━━ The records ━━

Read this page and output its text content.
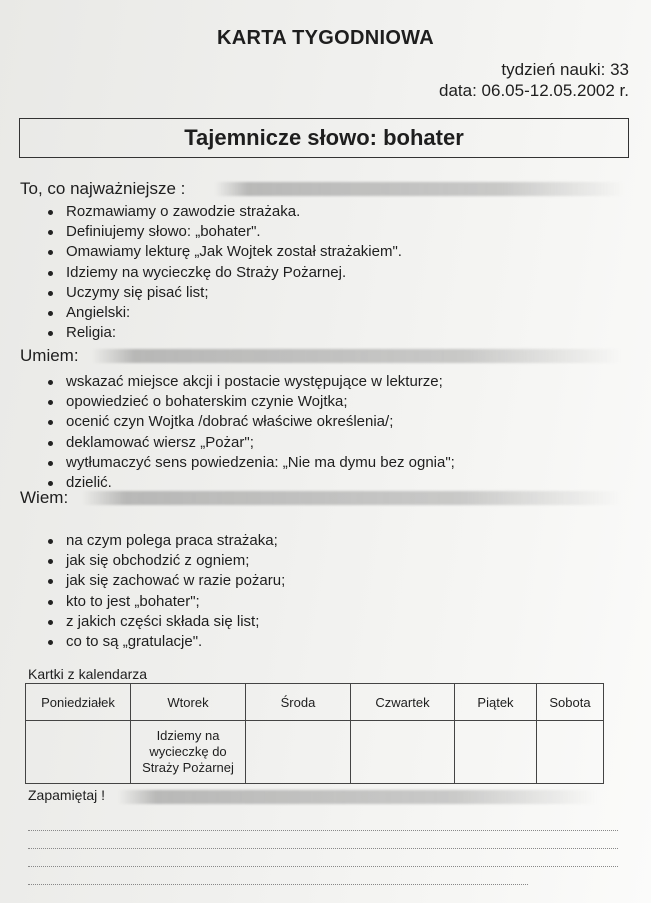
KARTA TYGODNIOWA
tydzień nauki: 33
data: 06.05-12.05.2002 r.
Tajemnicze słowo: bohater
To, co najważniejsze :
Rozmawiamy o zawodzie strażaka.
Definiujemy słowo: „bohater".
Omawiamy lekturę „Jak Wojtek został strażakiem".
Idziemy na wycieczkę do Straży Pożarnej.
Uczymy się pisać list;
Angielski:
Religia:
Umiem:
wskazać miejsce akcji i postacie występujące w lekturze;
opowiedzieć o bohaterskim czynie Wojtka;
ocenić czyn Wojtka /dobrać właściwe określenia/;
deklamować wiersz „Pożar";
wytłumaczyć sens powiedzenia: „Nie ma dymu bez ognia";
dzielić.
Wiem:
na czym polega praca strażaka;
jak się obchodzić z ogniem;
jak się zachować w razie pożaru;
kto to jest „bohater";
z jakich części składa się list;
co to są „gratulacje".
Kartki z kalendarza
Poniedziałek	Wtorek	Środa	Czwartek	Piątek	Sobota
	Idziemy na wycieczkę do Straży Pożarnej				
Zapamiętaj !
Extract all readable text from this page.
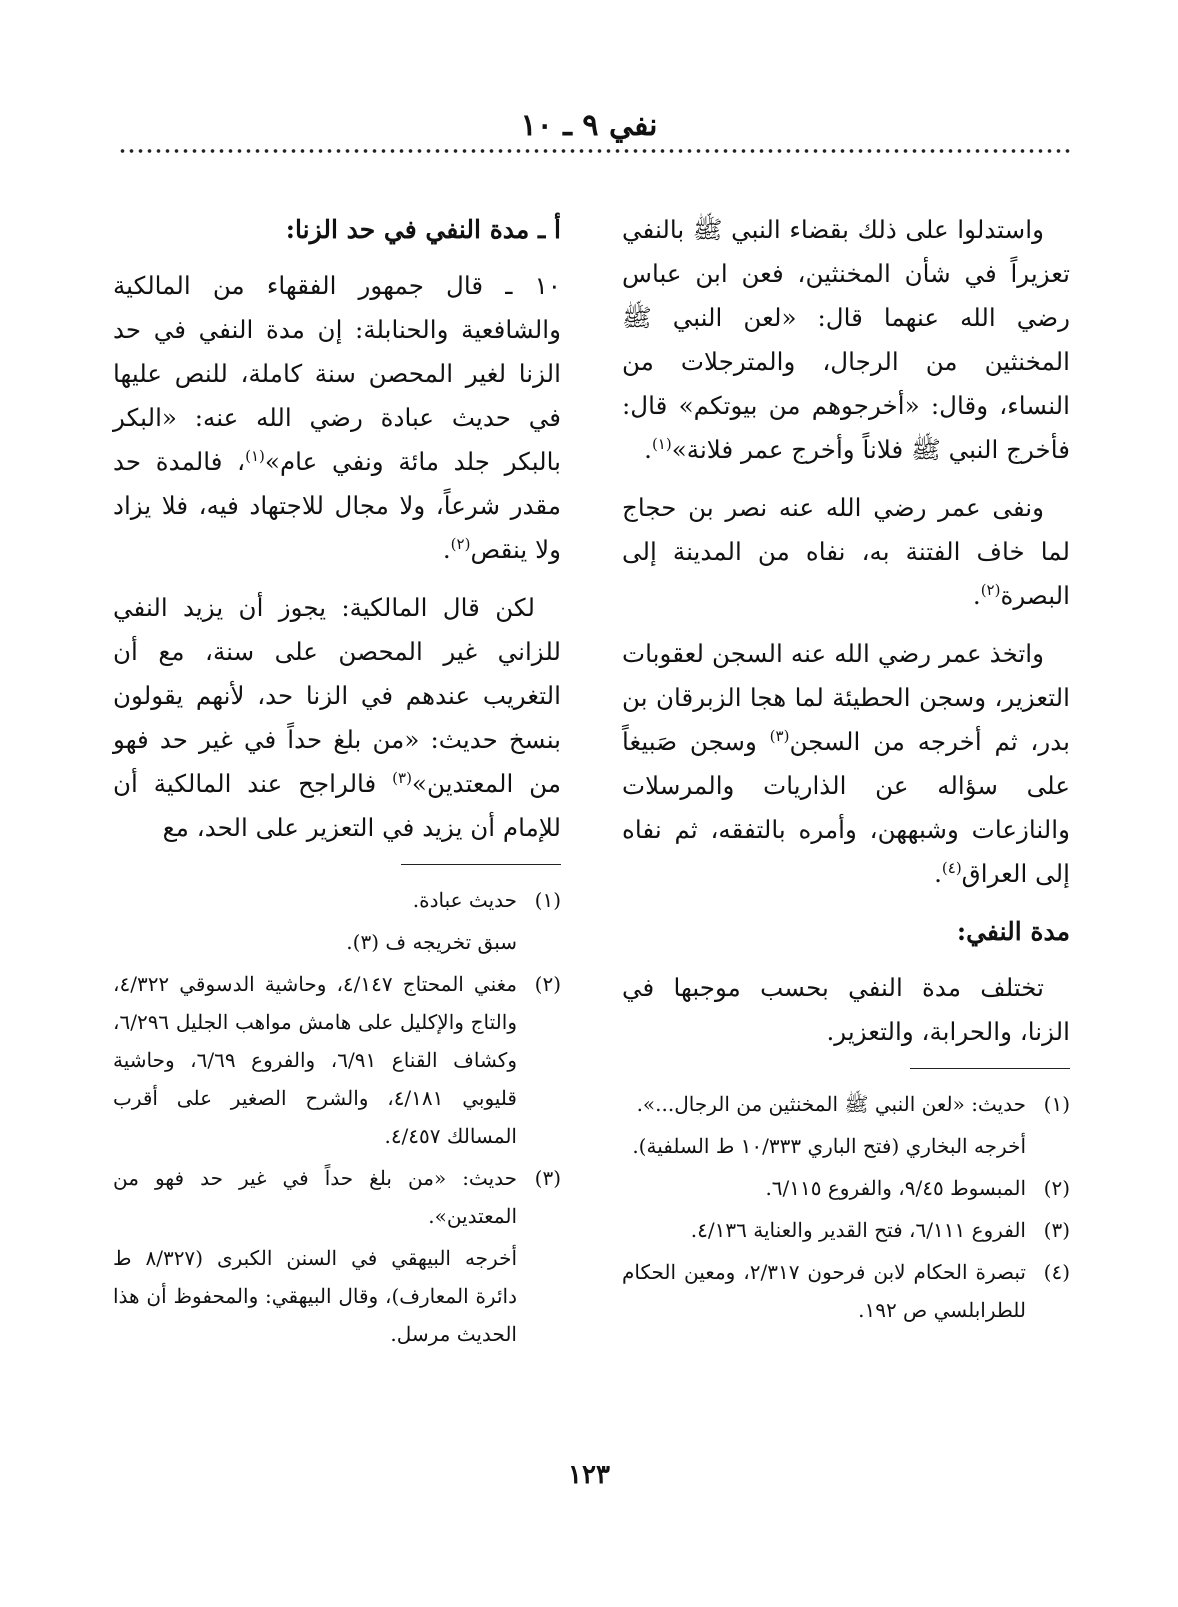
نفي ٩ ـ ١٠

واستدلوا على ذلك بقضاء النبي ﷺ بالنفي تعزيراً في شأن المخنثين، فعن ابن عباس رضي الله عنهما قال: «لعن النبي ﷺ المخنثين من الرجال، والمترجلات من النساء، وقال: «أخرجوهم من بيوتكم» قال: فأخرج النبي ﷺ فلاناً وأخرج عمر فلانة»$^{(١)}$.

ونفى عمر رضي الله عنه نصر بن حجاج لما خاف الفتنة به، نفاه من المدينة إلى البصرة$^{(٢)}$.

واتخذ عمر رضي الله عنه السجن لعقوبات التعزير، وسجن الحطيئة لما هجا الزبرقان بن بدر، ثم أخرجه من السجن$^{(٣)}$ وسجن صَبيغاً على سؤاله عن الذاريات والمرسلات والنازعات وشبههن، وأمره بالتفقه، ثم نفاه إلى العراق$^{(٤)}$.

مدة النفي:

تختلف مدة النفي بحسب موجبها في الزنا، والحرابة، والتعزير.

(١)
حديث: «لعن النبي ﷺ المخنثين من الرجال...».
أخرجه البخاري (فتح الباري ١٠/٣٣٣ ط السلفية).
(٢)
المبسوط ٩/٤٥، والفروع ٦/١١٥.
(٣)
الفروع ٦/١١١، فتح القدير والعناية ٤/١٣٦.
(٤)
تبصرة الحكام لابن فرحون ٢/٣١٧، ومعين الحكام للطرابلسي ص ١٩٢.
أ ـ مدة النفي في حد الزنا:

١٠ ـ قال جمهور الفقهاء من المالكية والشافعية والحنابلة: إن مدة النفي في حد الزنا لغير المحصن سنة كاملة، للنص عليها في حديث عبادة رضي الله عنه: «البكر بالبكر جلد مائة ونفي عام»$^{(١)}$، فالمدة حد مقدر شرعاً، ولا مجال للاجتهاد فيه، فلا يزاد ولا ينقص$^{(٢)}$.

لكن قال المالكية: يجوز أن يزيد النفي للزاني غير المحصن على سنة، مع أن التغريب عندهم في الزنا حد، لأنهم يقولون بنسخ حديث: «من بلغ حداً في غير حد فهو من المعتدين»$^{(٣)}$ فالراجح عند المالكية أن للإمام أن يزيد في التعزير على الحد، مع

(١)
حديث عبادة.
سبق تخريجه ف (٣).
(٢)
مغني المحتاج ٤/١٤٧، وحاشية الدسوقي ٤/٣٢٢، والتاج والإكليل على هامش مواهب الجليل ٦/٢٩٦، وكشاف القناع ٦/٩١، والفروع ٦/٦٩، وحاشية قليوبي ٤/١٨١، والشرح الصغير على أقرب المسالك ٤/٤٥٧.
(٣)
حديث: «من بلغ حداً في غير حد فهو من المعتدين».
أخرجه البيهقي في السنن الكبرى (٨/٣٢٧ ط دائرة المعارف)، وقال البيهقي: والمحفوظ أن هذا الحديث مرسل.
١٢٣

━━━

[Directions] Using the listing above, return all lines where the word "المعتدين" occurs.

[Result]
لكن قال المالكية: يجوز أن يزيد النفي للزاني غير المحصن على سنة، مع أن التغريب عندهم في الزنا حد، لأنهم يقولون بنسخ حديث: «من بلغ حداً في غير حد فهو من المعتدين»$^{(٣)}$ فالراجح عند المالكية أن للإمام أن يزيد في التعزير على الحد، مع
حديث: «من بلغ حداً في غير حد فهو من المعتدين».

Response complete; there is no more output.